LISTED ENTRIES:
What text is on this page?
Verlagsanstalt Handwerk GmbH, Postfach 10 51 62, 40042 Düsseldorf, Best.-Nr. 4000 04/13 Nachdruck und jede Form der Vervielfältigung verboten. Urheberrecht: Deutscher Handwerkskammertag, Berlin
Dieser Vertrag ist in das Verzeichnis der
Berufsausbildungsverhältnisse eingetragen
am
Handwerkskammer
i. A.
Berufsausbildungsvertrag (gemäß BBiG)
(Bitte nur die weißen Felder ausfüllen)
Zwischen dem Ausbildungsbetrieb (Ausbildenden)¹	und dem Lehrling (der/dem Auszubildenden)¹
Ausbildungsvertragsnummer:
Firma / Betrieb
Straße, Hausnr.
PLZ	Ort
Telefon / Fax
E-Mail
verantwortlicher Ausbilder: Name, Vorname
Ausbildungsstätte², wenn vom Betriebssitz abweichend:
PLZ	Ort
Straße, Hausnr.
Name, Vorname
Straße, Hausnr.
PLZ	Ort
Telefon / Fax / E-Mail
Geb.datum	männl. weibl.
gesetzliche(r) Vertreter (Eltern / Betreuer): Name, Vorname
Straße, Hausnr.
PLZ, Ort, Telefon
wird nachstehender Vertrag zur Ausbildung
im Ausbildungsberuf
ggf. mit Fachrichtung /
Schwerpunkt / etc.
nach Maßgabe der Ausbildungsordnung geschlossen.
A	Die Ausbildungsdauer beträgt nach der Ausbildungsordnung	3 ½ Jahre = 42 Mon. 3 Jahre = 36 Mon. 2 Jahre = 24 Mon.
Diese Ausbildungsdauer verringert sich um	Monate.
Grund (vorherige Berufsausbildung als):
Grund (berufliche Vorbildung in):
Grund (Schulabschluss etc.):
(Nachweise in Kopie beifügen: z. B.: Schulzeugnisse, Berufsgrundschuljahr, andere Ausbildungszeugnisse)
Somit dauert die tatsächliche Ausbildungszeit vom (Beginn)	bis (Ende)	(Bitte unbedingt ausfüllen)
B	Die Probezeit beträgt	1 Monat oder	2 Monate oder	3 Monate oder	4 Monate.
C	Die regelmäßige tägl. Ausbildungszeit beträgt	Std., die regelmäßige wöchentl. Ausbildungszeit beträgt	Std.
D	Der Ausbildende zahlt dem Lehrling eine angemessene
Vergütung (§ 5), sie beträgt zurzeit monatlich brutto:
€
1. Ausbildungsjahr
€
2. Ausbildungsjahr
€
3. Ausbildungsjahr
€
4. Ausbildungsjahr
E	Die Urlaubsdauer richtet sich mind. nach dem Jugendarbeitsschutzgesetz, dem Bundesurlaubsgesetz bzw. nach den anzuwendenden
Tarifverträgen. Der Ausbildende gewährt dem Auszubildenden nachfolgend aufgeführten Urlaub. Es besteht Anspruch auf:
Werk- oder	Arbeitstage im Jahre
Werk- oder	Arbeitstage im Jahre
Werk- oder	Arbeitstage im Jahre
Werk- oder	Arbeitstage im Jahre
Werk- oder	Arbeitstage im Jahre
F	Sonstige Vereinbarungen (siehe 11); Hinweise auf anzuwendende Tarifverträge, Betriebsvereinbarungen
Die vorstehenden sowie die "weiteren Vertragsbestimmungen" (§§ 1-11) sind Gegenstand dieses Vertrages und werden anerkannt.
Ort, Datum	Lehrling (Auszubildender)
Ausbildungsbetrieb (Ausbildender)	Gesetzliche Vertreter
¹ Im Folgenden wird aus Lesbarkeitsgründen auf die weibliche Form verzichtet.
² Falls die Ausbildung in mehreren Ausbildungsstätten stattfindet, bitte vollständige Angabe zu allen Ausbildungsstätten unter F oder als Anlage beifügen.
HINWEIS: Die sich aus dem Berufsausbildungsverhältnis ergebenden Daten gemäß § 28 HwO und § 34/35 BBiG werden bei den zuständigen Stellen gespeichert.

EXERCISE DETAILS:
Your task is to print all of the records exactly.

SOLUTION FOR THIS TASK:
What text is on this page?
Verlagsanstalt Handwerk GmbH, Postfach 10 51 62, 40042 Düsseldorf, Best.-Nr. 4000 04/13 Nachdruck und jede Form der Vervielfältigung verboten. Urheberrecht: Deutscher Handwerkskammertag, Berlin
Dieser Vertrag ist in das Verzeichnis der
Berufsausbildungsverhältnisse eingetragen
am
Handwerkskammer
i. A.
Berufsausbildungsvertrag (gemäß BBiG)
(Bitte nur die weißen Felder ausfüllen)
Zwischen dem Ausbildungsbetrieb (Ausbildenden)¹	und dem Lehrling (der/dem Auszubildenden)¹
Ausbildungsvertragsnummer:
Firma / Betrieb
Straße, Hausnr.
PLZ	Ort
Telefon / Fax
E-Mail
verantwortlicher Ausbilder: Name, Vorname
Ausbildungsstätte², wenn vom Betriebssitz abweichend:
PLZ	Ort
Straße, Hausnr.
Name, Vorname
Straße, Hausnr.
PLZ	Ort
Telefon / Fax / E-Mail
Geb.datum	männl. weibl.
gesetzliche(r) Vertreter (Eltern / Betreuer): Name, Vorname
Straße, Hausnr.
PLZ, Ort, Telefon
wird nachstehender Vertrag zur Ausbildung
im Ausbildungsberuf
ggf. mit Fachrichtung /
Schwerpunkt / etc.
nach Maßgabe der Ausbildungsordnung geschlossen.
A	Die Ausbildungsdauer beträgt nach der Ausbildungsordnung	3 ½ Jahre = 42 Mon. 3 Jahre = 36 Mon. 2 Jahre = 24 Mon.
Diese Ausbildungsdauer verringert sich um	Monate.
Grund (vorherige Berufsausbildung als):
Grund (berufliche Vorbildung in):
Grund (Schulabschluss etc.):
(Nachweise in Kopie beifügen: z. B.: Schulzeugnisse, Berufsgrundschuljahr, andere Ausbildungszeugnisse)
Somit dauert die tatsächliche Ausbildungszeit vom (Beginn)	bis (Ende)	(Bitte unbedingt ausfüllen)
B	Die Probezeit beträgt	1 Monat oder	2 Monate oder	3 Monate oder	4 Monate.
C	Die regelmäßige tägl. Ausbildungszeit beträgt	Std., die regelmäßige wöchentl. Ausbildungszeit beträgt	Std.
D	Der Ausbildende zahlt dem Lehrling eine angemessene
Vergütung (§ 5), sie beträgt zurzeit monatlich brutto:
€
1. Ausbildungsjahr
€
2. Ausbildungsjahr
€
3. Ausbildungsjahr
€
4. Ausbildungsjahr
E	Die Urlaubsdauer richtet sich mind. nach dem Jugendarbeitsschutzgesetz, dem Bundesurlaubsgesetz bzw. nach den anzuwendenden
Tarifverträgen. Der Ausbildende gewährt dem Auszubildenden nachfolgend aufgeführten Urlaub. Es besteht Anspruch auf:
Werk- oder	Arbeitstage im Jahre
Werk- oder	Arbeitstage im Jahre
Werk- oder	Arbeitstage im Jahre
Werk- oder	Arbeitstage im Jahre
Werk- oder	Arbeitstage im Jahre
F	Sonstige Vereinbarungen (siehe 11); Hinweise auf anzuwendende Tarifverträge, Betriebsvereinbarungen
Die vorstehenden sowie die "weiteren Vertragsbestimmungen" (§§ 1-11) sind Gegenstand dieses Vertrages und werden anerkannt.
Ort, Datum	Lehrling (Auszubildender)
Ausbildungsbetrieb (Ausbildender)	Gesetzliche Vertreter
¹ Im Folgenden wird aus Lesbarkeitsgründen auf die weibliche Form verzichtet.
² Falls die Ausbildung in mehreren Ausbildungsstätten stattfindet, bitte vollständige Angabe zu allen Ausbildungsstätten unter F oder als Anlage beifügen.
HINWEIS: Die sich aus dem Berufsausbildungsverhältnis ergebenden Daten gemäß § 28 HwO und § 34/35 BBiG werden bei den zuständigen Stellen gespeichert.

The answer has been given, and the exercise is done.